**TASK INSTRUCTIONS:** An exact copy of all the data is required, with pictures left out.

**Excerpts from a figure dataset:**
================================
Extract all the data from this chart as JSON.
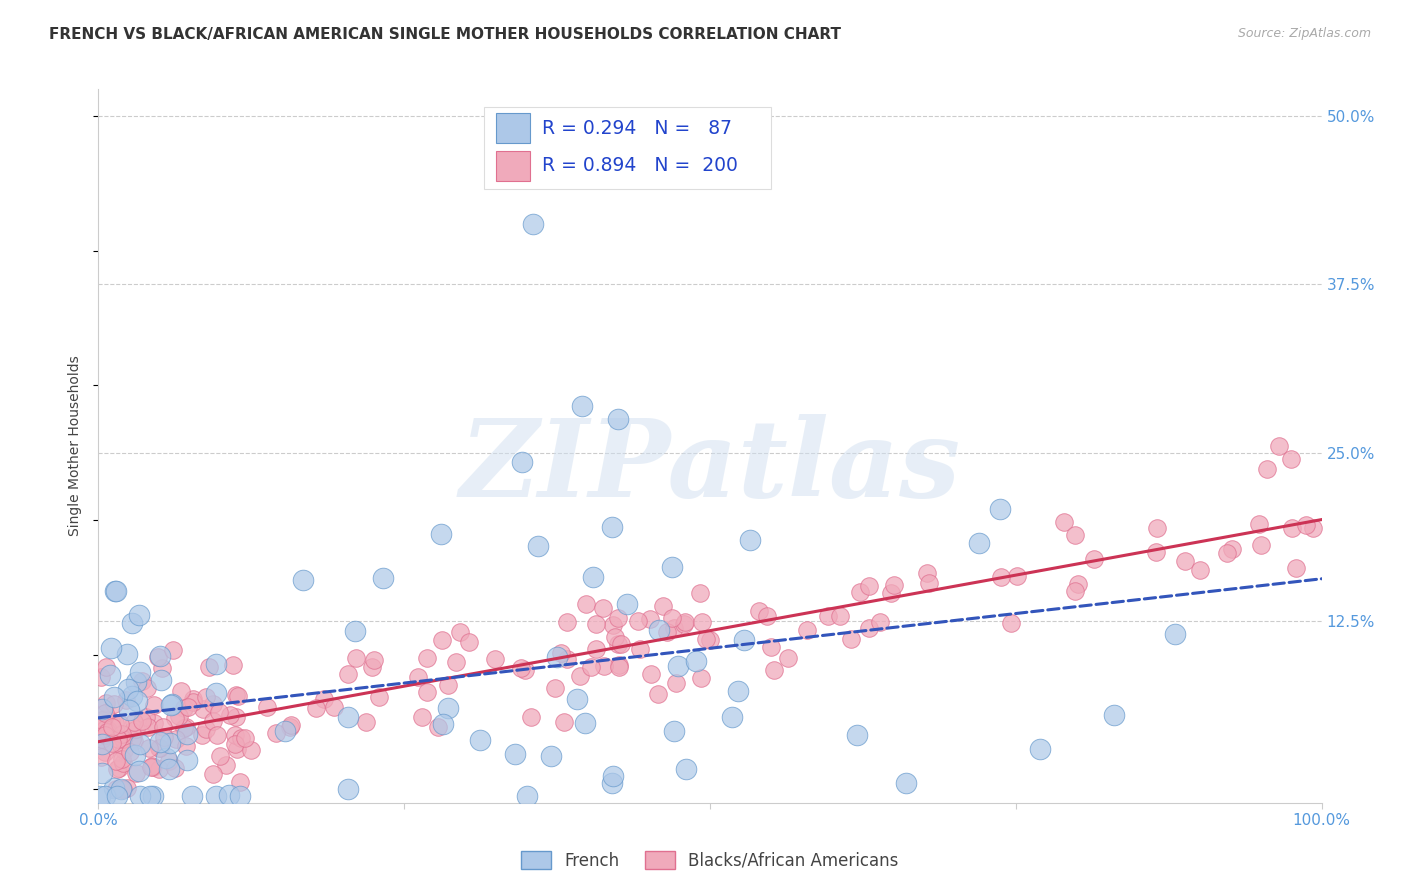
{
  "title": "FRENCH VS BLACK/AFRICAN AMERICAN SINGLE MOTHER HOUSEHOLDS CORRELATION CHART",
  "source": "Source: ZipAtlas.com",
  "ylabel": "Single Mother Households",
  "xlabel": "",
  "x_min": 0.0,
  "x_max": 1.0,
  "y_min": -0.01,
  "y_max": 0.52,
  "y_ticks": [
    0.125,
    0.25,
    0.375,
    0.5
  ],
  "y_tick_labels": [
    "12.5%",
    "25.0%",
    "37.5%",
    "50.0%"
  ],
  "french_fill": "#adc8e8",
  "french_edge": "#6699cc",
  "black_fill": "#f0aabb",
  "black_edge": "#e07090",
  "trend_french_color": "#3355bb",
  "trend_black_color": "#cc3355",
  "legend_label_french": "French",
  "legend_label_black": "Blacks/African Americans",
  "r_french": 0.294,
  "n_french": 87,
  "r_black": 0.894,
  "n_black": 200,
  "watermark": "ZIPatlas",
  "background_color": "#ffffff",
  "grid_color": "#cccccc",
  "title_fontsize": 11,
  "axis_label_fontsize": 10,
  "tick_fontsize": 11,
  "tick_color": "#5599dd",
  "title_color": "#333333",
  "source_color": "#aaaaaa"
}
================================
**RESPONSE TO THE EXERCISE:**
Extract all the data from this chart as JSON.
{
  "title": "FRENCH VS BLACK/AFRICAN AMERICAN SINGLE MOTHER HOUSEHOLDS CORRELATION CHART",
  "source": "Source: ZipAtlas.com",
  "ylabel": "Single Mother Households",
  "xlabel": "",
  "x_min": 0.0,
  "x_max": 1.0,
  "y_min": -0.01,
  "y_max": 0.52,
  "y_ticks": [
    0.125,
    0.25,
    0.375,
    0.5
  ],
  "y_tick_labels": [
    "12.5%",
    "25.0%",
    "37.5%",
    "50.0%"
  ],
  "french_fill": "#adc8e8",
  "french_edge": "#6699cc",
  "black_fill": "#f0aabb",
  "black_edge": "#e07090",
  "trend_french_color": "#3355bb",
  "trend_black_color": "#cc3355",
  "legend_label_french": "French",
  "legend_label_black": "Blacks/African Americans",
  "r_french": 0.294,
  "n_french": 87,
  "r_black": 0.894,
  "n_black": 200,
  "watermark": "ZIPatlas",
  "background_color": "#ffffff",
  "grid_color": "#cccccc",
  "title_fontsize": 11,
  "axis_label_fontsize": 10,
  "tick_fontsize": 11,
  "tick_color": "#5599dd",
  "title_color": "#333333",
  "source_color": "#aaaaaa"
}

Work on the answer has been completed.